* SHORT EXERCISE *
Using the listing below, copy every line that mentions "Patterns".

Start DATASET RECORDS

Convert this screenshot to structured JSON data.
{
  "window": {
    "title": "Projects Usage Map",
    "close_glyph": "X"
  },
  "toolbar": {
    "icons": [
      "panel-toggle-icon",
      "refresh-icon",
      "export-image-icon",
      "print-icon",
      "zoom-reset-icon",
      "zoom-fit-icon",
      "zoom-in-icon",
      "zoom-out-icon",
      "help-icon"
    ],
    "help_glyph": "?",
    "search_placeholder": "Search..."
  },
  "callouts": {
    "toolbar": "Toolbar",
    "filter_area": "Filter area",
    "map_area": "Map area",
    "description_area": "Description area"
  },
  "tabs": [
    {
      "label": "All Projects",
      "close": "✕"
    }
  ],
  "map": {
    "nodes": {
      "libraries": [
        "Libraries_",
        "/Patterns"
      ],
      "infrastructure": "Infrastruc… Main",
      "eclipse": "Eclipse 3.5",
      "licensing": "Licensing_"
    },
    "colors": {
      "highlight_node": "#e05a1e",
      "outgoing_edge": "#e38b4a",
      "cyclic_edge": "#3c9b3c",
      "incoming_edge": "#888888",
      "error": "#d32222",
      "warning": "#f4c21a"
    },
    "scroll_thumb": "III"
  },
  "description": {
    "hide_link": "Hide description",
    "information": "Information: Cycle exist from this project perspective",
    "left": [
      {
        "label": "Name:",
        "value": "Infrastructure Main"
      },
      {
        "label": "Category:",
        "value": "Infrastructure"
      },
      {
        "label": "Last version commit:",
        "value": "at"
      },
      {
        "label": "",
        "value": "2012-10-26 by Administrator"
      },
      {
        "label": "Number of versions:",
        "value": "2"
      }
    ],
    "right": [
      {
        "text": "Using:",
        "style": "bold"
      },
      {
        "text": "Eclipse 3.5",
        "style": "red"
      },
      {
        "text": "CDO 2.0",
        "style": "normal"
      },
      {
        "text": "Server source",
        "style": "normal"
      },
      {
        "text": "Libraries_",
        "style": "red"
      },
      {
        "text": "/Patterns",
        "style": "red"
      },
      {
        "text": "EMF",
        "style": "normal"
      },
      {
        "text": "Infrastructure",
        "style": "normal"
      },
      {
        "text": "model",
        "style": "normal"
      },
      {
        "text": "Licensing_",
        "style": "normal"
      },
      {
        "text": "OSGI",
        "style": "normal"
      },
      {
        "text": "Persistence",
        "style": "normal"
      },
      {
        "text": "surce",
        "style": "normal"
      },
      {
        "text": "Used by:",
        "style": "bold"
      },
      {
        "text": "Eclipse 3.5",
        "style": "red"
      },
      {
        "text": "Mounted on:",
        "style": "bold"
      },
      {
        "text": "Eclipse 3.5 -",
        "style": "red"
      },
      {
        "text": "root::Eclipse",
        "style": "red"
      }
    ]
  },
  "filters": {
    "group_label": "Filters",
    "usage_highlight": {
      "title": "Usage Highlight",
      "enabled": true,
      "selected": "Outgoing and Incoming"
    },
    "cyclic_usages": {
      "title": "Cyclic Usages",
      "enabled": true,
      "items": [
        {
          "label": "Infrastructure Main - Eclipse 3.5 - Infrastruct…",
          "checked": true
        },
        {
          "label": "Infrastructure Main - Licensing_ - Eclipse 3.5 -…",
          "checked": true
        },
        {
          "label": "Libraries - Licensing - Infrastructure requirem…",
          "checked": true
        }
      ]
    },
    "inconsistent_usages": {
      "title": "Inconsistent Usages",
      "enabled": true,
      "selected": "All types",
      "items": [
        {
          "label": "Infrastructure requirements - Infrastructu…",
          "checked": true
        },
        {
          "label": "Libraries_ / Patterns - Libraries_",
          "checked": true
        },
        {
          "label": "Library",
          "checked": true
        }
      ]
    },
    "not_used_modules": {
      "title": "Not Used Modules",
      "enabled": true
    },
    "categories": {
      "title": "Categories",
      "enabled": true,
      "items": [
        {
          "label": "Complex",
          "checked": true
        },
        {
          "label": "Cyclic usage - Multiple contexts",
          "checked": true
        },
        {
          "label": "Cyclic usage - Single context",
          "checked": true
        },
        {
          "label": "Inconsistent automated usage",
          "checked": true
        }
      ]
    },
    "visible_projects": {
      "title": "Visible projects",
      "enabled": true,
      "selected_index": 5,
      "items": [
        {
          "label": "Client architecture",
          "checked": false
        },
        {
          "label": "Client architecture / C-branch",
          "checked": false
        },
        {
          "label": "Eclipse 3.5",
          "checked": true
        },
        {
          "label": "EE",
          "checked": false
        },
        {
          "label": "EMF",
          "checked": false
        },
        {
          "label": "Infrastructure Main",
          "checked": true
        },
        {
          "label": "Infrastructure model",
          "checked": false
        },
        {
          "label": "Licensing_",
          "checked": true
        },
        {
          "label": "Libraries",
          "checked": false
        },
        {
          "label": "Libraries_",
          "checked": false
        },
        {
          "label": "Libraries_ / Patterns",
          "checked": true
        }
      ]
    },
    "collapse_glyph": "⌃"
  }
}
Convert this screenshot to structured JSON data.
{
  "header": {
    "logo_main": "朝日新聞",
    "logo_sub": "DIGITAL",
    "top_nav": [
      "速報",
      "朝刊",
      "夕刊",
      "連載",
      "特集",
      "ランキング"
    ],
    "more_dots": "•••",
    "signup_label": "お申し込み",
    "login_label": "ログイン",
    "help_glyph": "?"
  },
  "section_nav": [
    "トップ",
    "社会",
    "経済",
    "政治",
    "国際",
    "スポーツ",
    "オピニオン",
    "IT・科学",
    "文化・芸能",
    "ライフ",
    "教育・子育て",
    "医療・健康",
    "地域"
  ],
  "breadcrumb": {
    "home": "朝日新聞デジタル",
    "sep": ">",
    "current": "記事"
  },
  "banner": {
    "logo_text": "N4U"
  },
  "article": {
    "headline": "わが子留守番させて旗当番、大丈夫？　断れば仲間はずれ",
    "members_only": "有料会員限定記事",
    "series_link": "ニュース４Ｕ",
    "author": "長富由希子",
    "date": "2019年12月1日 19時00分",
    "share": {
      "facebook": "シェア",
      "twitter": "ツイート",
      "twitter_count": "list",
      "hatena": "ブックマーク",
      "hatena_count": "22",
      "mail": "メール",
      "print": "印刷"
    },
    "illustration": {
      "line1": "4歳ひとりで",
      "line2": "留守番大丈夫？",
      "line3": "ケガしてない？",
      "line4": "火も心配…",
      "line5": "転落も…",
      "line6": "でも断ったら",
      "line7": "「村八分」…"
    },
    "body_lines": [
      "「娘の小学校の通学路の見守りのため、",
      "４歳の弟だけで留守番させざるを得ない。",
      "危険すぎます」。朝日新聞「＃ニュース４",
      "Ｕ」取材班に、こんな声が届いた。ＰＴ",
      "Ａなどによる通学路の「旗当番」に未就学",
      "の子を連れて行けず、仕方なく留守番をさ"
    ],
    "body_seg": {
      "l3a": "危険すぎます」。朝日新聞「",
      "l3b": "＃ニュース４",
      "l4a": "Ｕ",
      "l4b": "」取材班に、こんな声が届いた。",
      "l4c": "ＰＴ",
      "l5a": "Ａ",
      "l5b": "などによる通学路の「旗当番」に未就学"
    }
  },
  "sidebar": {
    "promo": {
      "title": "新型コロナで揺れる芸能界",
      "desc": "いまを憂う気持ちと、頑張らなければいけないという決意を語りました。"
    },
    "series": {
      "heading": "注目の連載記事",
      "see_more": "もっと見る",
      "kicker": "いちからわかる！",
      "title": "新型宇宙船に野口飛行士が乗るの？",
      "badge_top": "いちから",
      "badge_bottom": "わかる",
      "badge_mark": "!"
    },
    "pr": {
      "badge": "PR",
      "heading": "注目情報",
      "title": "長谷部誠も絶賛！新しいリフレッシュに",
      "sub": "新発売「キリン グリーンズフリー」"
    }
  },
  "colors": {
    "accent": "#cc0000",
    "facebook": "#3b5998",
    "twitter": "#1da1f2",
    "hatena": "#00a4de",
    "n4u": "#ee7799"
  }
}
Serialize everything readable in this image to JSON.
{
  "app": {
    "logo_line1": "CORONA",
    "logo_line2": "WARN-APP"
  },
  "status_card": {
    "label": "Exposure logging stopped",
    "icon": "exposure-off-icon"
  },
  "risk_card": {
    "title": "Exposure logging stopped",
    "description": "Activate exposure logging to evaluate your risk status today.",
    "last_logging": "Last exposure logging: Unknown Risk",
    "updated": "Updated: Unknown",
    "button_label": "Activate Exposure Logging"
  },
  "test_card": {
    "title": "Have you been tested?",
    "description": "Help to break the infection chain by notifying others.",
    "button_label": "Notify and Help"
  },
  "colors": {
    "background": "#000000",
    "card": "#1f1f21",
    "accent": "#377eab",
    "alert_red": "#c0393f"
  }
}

End DATASET RECORDS

* RESPONSE TO THE EXERCISE *
        "/Patterns"
        "text": "/Patterns",
          "label": "Libraries_ / Patterns - Libraries_",
          "label": "Libraries_ / Patterns",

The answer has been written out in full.